= WHAT YOU SHOULD DO =
Please extract the lines of the listing below exactly as they appear, starting at the line that contains "where is each" and ending at the line that contains "menu-icon[interactable]: ☰ [281, 4, 299, 24]", both included.

= SOURCE MATERIAL =
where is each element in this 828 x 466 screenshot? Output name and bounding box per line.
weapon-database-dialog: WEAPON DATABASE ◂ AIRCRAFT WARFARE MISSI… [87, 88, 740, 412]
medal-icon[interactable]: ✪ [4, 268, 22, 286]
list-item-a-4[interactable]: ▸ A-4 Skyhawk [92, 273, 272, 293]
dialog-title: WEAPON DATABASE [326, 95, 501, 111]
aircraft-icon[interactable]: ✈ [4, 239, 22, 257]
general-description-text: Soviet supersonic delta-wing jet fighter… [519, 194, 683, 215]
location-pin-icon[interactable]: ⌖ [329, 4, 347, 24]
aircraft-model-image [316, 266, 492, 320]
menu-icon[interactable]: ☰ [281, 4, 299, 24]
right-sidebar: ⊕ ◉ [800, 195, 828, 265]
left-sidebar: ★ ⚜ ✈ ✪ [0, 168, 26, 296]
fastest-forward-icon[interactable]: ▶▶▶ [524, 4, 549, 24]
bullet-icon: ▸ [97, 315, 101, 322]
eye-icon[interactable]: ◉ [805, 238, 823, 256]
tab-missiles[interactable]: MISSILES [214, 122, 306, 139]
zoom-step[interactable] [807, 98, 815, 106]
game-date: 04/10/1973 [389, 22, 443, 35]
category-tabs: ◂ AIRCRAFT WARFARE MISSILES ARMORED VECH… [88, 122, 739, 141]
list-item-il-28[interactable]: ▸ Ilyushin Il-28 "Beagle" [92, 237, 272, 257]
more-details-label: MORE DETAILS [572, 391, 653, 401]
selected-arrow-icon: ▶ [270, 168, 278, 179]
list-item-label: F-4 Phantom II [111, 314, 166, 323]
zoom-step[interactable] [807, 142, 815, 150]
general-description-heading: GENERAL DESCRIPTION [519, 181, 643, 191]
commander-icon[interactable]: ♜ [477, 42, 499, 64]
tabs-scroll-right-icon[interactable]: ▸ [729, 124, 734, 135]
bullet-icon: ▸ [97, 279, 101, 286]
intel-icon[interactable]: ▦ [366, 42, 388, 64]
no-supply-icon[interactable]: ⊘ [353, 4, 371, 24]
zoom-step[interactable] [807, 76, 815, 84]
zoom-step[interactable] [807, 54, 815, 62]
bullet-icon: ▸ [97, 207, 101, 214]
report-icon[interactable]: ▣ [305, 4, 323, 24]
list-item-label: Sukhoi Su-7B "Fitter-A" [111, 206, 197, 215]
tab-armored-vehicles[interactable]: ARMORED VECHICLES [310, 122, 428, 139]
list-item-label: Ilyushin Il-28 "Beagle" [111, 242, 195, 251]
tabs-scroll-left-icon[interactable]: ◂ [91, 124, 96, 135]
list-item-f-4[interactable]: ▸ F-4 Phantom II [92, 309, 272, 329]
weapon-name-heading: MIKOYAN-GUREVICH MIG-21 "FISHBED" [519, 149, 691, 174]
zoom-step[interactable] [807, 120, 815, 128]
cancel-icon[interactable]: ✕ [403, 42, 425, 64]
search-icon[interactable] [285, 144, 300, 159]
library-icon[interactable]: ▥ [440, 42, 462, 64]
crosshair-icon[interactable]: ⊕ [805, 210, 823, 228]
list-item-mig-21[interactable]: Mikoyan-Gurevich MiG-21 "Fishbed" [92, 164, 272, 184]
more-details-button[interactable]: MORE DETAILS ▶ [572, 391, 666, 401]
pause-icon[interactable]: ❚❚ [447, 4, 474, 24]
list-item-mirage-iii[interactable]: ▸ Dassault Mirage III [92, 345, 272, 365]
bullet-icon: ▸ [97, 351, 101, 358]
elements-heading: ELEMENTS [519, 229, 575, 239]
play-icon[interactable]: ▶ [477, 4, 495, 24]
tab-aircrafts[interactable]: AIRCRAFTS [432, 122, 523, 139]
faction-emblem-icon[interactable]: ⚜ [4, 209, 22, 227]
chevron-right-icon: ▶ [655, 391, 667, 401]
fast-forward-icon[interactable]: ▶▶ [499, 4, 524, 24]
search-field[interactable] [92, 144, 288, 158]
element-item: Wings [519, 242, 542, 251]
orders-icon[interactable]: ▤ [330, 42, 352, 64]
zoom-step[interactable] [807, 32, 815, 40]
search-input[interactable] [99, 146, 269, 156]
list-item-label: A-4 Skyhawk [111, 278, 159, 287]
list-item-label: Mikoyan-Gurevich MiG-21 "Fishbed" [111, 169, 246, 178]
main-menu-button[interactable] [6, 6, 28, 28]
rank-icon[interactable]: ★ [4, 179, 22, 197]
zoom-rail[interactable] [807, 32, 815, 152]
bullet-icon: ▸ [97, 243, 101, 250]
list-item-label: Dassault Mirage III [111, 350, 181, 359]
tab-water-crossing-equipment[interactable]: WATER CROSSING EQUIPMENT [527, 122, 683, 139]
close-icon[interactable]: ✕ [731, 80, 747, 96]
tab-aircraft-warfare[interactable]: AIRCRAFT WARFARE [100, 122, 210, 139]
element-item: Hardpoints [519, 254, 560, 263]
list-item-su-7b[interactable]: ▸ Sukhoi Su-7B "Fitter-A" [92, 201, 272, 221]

...

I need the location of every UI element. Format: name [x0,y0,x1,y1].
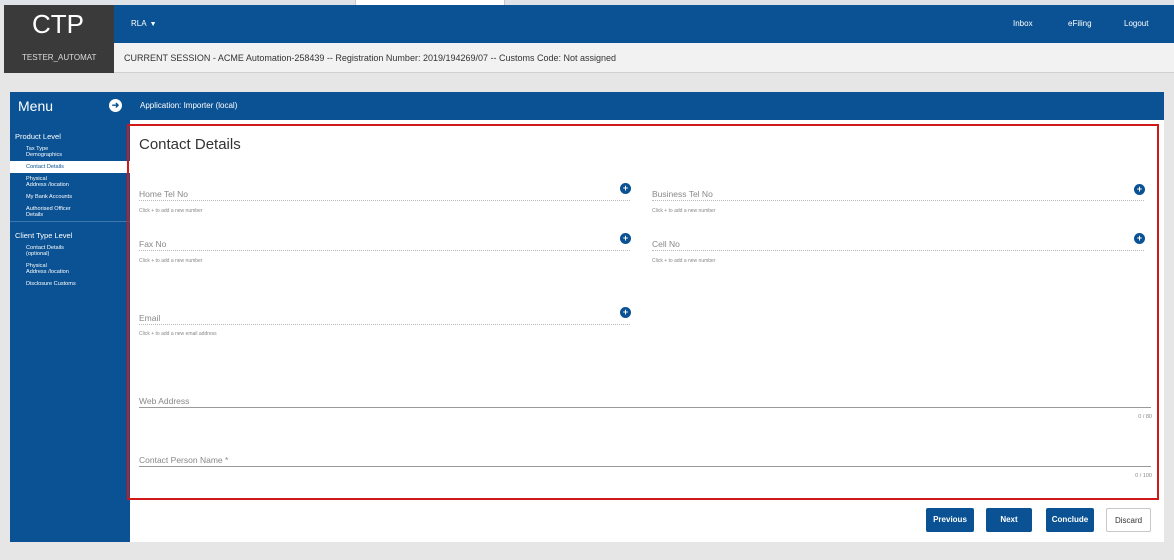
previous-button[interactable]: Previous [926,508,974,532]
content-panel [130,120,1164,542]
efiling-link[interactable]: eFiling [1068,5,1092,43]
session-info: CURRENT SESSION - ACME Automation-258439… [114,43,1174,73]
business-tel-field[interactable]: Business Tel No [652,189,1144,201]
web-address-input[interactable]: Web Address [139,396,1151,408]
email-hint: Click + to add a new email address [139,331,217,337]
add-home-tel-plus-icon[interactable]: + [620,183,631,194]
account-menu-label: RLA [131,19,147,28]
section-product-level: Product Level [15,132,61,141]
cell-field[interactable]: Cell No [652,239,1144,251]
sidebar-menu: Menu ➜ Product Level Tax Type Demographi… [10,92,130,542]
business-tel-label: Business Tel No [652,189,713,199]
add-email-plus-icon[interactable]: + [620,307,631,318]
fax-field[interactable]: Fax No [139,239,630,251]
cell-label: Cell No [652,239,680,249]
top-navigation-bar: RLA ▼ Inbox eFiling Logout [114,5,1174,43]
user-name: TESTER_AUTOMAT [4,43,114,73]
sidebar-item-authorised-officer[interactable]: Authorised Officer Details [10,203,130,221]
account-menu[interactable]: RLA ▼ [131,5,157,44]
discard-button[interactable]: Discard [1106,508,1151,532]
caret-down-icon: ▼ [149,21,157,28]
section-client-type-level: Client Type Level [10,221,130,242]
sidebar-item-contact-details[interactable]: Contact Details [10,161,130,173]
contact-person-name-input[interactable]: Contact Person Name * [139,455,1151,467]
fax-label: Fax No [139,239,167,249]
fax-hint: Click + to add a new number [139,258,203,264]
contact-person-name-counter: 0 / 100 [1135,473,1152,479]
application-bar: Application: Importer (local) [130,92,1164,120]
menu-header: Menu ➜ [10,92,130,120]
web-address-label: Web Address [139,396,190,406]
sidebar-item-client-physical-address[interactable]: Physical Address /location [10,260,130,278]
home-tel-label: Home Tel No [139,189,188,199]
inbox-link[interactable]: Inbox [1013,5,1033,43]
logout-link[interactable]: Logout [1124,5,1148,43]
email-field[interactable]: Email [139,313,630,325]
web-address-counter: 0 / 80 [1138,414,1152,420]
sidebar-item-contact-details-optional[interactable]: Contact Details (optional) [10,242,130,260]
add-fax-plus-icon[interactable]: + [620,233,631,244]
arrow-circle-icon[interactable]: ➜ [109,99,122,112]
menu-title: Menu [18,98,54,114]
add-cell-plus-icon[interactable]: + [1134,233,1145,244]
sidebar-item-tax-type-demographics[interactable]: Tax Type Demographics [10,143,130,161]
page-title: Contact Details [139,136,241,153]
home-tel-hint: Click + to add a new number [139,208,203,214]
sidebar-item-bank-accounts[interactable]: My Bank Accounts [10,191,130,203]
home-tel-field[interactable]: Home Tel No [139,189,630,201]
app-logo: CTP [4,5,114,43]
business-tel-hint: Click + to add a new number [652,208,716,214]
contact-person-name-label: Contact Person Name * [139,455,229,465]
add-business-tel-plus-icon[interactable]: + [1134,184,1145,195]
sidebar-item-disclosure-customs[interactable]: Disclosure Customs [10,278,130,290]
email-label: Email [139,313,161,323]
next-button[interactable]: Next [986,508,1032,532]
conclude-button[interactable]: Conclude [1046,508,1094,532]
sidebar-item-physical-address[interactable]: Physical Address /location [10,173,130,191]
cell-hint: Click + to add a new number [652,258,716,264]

= THE RESPONSE =
where is each element in this 828 x 466 screenshot? Output name and bounding box per line.
weapon-database-dialog: WEAPON DATABASE ◂ AIRCRAFT WARFARE MISSI… [87, 88, 740, 412]
medal-icon[interactable]: ✪ [4, 268, 22, 286]
list-item-a-4[interactable]: ▸ A-4 Skyhawk [92, 273, 272, 293]
dialog-title: WEAPON DATABASE [326, 95, 501, 111]
aircraft-icon[interactable]: ✈ [4, 239, 22, 257]
general-description-text: Soviet supersonic delta-wing jet fighter… [519, 194, 683, 215]
location-pin-icon[interactable]: ⌖ [329, 4, 347, 24]
aircraft-model-image [316, 266, 492, 320]
menu-icon[interactable]: ☰ [281, 4, 299, 24]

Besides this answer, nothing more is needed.